Please report how many lines in the records below contain "numérique". Reply with the number alone.

Text content records for pages:
········

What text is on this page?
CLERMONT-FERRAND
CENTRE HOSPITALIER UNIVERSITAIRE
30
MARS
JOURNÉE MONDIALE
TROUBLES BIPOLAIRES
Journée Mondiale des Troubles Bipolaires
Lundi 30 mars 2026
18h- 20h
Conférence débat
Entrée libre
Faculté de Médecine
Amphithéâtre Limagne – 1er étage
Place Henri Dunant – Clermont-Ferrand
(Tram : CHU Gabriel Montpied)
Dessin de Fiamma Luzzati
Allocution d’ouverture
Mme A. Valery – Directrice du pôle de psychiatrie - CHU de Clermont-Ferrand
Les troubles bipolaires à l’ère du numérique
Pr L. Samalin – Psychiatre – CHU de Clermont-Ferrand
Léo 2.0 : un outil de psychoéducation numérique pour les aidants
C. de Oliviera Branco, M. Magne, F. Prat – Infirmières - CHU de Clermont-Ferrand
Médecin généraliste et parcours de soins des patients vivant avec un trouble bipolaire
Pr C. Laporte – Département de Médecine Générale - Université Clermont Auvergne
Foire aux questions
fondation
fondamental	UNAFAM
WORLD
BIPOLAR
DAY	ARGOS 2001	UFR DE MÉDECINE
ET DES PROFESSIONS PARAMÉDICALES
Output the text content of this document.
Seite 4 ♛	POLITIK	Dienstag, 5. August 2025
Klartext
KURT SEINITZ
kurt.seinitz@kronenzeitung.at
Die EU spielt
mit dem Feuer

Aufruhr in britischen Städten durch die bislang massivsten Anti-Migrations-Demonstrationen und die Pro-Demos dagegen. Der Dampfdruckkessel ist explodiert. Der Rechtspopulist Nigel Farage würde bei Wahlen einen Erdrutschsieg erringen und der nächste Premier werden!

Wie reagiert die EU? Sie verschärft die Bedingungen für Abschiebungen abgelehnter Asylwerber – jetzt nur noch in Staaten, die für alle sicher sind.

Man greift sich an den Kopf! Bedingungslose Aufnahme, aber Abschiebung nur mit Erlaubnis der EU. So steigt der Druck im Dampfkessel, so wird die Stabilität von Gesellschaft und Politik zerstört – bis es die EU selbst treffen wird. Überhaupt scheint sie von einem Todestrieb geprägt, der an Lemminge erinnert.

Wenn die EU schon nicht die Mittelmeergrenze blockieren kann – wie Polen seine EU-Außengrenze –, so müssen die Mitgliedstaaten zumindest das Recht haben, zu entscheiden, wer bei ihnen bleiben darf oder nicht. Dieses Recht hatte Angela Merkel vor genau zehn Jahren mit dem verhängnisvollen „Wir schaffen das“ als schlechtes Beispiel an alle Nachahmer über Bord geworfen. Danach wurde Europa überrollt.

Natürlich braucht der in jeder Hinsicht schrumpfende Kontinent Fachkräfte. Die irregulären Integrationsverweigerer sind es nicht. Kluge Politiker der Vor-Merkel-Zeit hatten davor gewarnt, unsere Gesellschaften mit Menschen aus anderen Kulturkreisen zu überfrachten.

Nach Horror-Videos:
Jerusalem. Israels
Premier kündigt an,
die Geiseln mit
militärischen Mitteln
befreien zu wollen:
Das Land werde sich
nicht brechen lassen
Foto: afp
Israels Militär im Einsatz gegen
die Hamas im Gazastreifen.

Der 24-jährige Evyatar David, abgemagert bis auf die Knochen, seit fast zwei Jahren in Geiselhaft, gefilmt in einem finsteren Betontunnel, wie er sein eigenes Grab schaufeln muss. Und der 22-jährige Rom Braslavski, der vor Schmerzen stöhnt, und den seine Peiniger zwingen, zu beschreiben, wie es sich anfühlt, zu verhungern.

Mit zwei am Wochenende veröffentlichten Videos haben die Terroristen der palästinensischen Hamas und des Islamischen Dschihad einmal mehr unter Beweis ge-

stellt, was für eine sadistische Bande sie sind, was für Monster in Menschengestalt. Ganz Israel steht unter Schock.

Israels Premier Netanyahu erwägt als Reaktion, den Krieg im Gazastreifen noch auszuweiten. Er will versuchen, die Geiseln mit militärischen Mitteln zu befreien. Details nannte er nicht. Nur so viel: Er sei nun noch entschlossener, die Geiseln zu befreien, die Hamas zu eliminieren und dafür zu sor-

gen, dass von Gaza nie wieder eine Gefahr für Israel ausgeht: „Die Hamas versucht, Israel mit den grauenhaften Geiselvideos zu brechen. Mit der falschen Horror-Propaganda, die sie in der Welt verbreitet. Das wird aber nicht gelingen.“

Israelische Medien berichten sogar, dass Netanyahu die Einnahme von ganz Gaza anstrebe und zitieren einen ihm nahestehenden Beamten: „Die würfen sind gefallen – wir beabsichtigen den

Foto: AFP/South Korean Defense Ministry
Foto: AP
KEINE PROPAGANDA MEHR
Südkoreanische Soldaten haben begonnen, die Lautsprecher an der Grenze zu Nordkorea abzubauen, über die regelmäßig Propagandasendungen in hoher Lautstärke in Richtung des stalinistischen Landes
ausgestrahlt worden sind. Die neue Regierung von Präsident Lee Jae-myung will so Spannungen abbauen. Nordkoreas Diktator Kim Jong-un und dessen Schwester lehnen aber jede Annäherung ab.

········

Your solution: 2